◆ Data excerpts:

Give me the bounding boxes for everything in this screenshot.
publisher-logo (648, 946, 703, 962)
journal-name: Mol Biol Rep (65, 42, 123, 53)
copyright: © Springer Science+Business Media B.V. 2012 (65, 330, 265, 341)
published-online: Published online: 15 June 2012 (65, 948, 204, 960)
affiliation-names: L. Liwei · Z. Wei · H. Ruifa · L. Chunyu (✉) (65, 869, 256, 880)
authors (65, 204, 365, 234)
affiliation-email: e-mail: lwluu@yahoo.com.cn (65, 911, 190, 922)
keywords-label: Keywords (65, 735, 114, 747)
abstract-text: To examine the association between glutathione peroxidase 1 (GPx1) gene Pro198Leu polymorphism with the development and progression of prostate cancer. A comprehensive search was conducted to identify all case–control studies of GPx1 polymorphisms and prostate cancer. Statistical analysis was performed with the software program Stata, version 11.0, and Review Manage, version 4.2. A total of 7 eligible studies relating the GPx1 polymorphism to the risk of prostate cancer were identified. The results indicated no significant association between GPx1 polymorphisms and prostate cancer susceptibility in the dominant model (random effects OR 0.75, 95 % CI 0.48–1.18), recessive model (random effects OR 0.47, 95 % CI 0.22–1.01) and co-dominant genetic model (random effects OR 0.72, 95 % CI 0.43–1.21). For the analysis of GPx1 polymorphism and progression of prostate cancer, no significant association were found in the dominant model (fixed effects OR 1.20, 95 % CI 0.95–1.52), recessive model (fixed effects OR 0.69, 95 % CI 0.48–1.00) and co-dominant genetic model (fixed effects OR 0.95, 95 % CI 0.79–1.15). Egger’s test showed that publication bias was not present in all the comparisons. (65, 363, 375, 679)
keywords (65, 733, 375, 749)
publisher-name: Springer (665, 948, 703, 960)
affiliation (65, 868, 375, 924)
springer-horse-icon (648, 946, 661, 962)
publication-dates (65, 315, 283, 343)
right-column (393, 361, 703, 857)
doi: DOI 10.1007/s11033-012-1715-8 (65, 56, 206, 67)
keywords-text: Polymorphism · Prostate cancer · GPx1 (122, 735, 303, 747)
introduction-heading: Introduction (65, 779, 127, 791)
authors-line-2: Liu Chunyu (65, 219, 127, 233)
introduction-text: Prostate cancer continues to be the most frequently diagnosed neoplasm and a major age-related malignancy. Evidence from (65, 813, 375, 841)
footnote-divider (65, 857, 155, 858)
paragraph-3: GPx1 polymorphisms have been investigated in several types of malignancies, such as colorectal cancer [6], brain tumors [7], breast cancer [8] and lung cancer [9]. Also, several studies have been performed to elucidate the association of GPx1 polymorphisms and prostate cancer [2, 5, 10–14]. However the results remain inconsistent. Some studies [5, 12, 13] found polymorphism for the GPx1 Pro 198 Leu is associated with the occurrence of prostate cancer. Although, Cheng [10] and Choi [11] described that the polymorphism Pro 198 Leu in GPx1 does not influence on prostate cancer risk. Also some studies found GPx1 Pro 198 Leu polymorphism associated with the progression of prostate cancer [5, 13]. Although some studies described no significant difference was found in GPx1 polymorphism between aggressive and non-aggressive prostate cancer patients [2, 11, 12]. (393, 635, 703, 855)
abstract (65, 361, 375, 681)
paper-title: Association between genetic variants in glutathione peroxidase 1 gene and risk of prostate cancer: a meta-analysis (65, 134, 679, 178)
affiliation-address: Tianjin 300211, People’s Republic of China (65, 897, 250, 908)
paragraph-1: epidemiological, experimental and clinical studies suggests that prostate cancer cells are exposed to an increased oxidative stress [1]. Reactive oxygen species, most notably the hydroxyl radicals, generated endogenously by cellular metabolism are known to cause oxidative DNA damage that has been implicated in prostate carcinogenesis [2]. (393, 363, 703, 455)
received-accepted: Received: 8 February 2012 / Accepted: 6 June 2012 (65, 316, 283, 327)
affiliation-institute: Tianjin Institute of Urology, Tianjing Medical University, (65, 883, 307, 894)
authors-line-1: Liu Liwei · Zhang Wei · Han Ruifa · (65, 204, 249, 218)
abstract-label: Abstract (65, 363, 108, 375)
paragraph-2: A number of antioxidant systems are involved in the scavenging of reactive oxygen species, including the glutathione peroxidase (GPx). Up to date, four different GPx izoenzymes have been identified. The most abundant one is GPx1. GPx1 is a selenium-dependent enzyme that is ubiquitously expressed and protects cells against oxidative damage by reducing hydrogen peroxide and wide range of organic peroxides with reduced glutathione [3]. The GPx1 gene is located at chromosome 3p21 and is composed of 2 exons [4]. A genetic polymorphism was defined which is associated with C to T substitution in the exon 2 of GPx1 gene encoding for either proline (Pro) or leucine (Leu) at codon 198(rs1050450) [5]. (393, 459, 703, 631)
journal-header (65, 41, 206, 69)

◆ Assignment: Copy out each line from the preceding entries that mentions the word "Chunyu".

◆ Expected output:
affiliation-names: L. Liwei · Z. Wei · H. Ruifa · L. Chunyu (✉) (65, 869, 256, 880)
authors-line-2: Liu Chunyu (65, 219, 127, 233)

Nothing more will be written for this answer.